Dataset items
-.-.-

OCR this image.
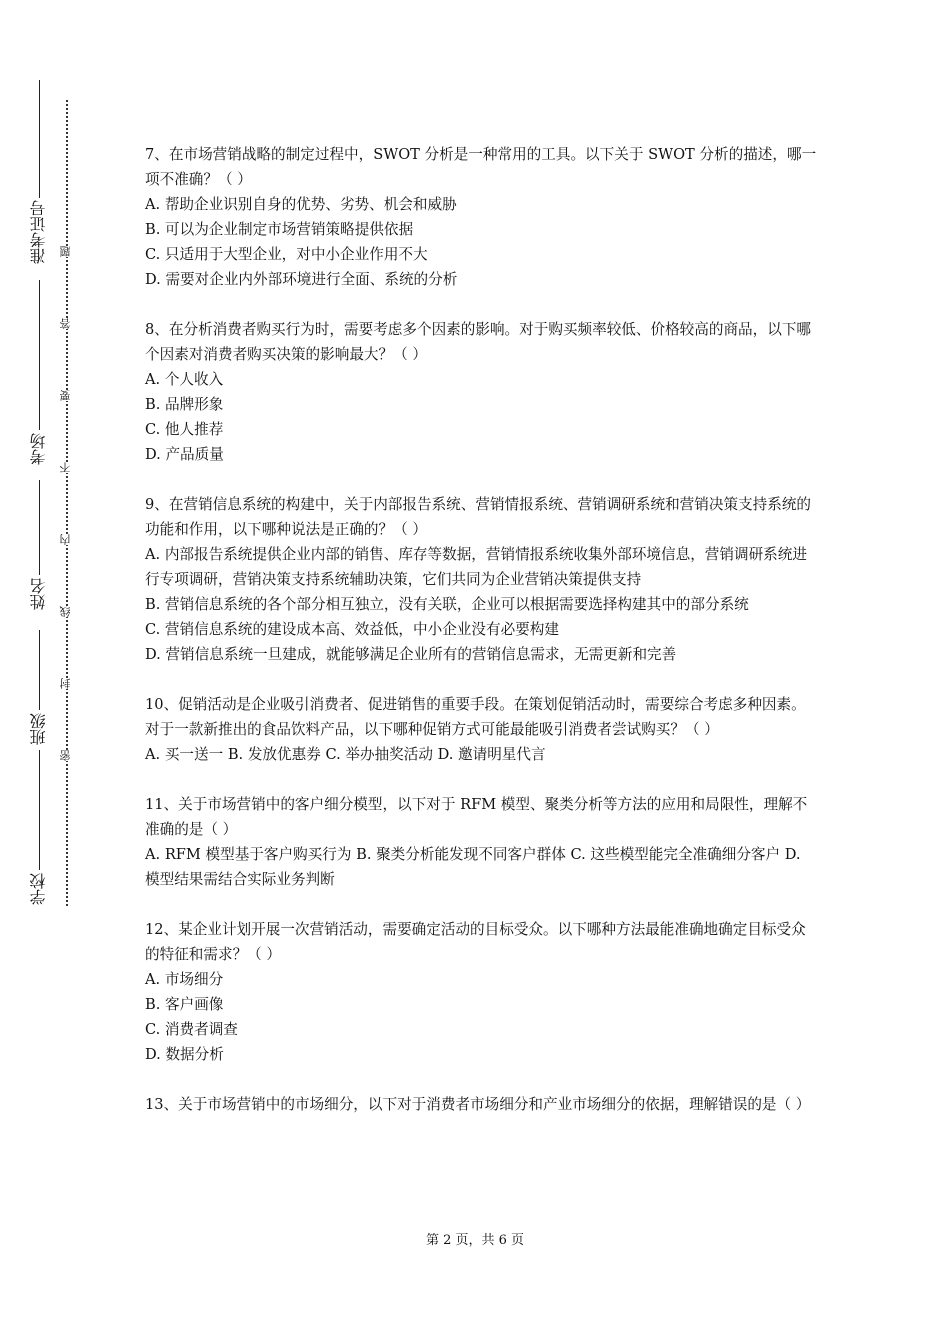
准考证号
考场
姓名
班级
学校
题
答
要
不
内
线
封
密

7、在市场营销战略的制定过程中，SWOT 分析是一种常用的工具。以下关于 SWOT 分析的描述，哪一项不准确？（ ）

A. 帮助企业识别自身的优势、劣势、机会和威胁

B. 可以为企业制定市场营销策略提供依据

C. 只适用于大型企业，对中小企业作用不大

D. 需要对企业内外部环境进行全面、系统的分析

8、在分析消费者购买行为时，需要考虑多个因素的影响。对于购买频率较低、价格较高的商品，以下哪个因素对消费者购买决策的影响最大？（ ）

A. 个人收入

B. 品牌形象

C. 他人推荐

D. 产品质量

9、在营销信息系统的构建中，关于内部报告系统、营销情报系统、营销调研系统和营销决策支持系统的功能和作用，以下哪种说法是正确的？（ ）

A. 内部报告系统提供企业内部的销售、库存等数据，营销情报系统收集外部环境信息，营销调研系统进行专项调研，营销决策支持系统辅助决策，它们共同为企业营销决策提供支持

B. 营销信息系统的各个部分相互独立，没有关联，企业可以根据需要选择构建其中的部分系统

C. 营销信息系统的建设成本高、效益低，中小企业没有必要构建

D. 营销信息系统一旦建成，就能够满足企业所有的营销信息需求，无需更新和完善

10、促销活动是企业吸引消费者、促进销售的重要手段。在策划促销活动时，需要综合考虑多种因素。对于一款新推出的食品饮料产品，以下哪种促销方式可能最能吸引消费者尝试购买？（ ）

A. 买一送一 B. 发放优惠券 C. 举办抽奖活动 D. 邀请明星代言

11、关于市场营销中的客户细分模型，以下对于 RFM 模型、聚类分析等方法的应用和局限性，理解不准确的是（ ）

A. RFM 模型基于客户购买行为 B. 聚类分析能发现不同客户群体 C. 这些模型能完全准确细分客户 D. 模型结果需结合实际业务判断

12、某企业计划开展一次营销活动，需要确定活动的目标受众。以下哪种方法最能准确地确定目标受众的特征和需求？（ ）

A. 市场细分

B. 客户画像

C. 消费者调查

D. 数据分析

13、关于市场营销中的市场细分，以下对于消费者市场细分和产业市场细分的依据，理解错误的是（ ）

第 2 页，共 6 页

-.-.-

WRITTEN TASK
Above are the records; reproduce them exactly and leave out the pictures.

COMPLETE OUTPUT
OCR this image.
准考证号
考场
姓名
班级
学校
题
答
要
不
内
线
封
密

7、在市场营销战略的制定过程中，SWOT 分析是一种常用的工具。以下关于 SWOT 分析的描述，哪一项不准确？（ ）

A. 帮助企业识别自身的优势、劣势、机会和威胁

B. 可以为企业制定市场营销策略提供依据

C. 只适用于大型企业，对中小企业作用不大

D. 需要对企业内外部环境进行全面、系统的分析

8、在分析消费者购买行为时，需要考虑多个因素的影响。对于购买频率较低、价格较高的商品，以下哪个因素对消费者购买决策的影响最大？（ ）

A. 个人收入

B. 品牌形象

C. 他人推荐

D. 产品质量

9、在营销信息系统的构建中，关于内部报告系统、营销情报系统、营销调研系统和营销决策支持系统的功能和作用，以下哪种说法是正确的？（ ）

A. 内部报告系统提供企业内部的销售、库存等数据，营销情报系统收集外部环境信息，营销调研系统进行专项调研，营销决策支持系统辅助决策，它们共同为企业营销决策提供支持

B. 营销信息系统的各个部分相互独立，没有关联，企业可以根据需要选择构建其中的部分系统

C. 营销信息系统的建设成本高、效益低，中小企业没有必要构建

D. 营销信息系统一旦建成，就能够满足企业所有的营销信息需求，无需更新和完善

10、促销活动是企业吸引消费者、促进销售的重要手段。在策划促销活动时，需要综合考虑多种因素。对于一款新推出的食品饮料产品，以下哪种促销方式可能最能吸引消费者尝试购买？（ ）

A. 买一送一 B. 发放优惠券 C. 举办抽奖活动 D. 邀请明星代言

11、关于市场营销中的客户细分模型，以下对于 RFM 模型、聚类分析等方法的应用和局限性，理解不准确的是（ ）

A. RFM 模型基于客户购买行为 B. 聚类分析能发现不同客户群体 C. 这些模型能完全准确细分客户 D. 模型结果需结合实际业务判断

12、某企业计划开展一次营销活动，需要确定活动的目标受众。以下哪种方法最能准确地确定目标受众的特征和需求？（ ）

A. 市场细分

B. 客户画像

C. 消费者调查

D. 数据分析

13、关于市场营销中的市场细分，以下对于消费者市场细分和产业市场细分的依据，理解错误的是（ ）

第 2 页，共 6 页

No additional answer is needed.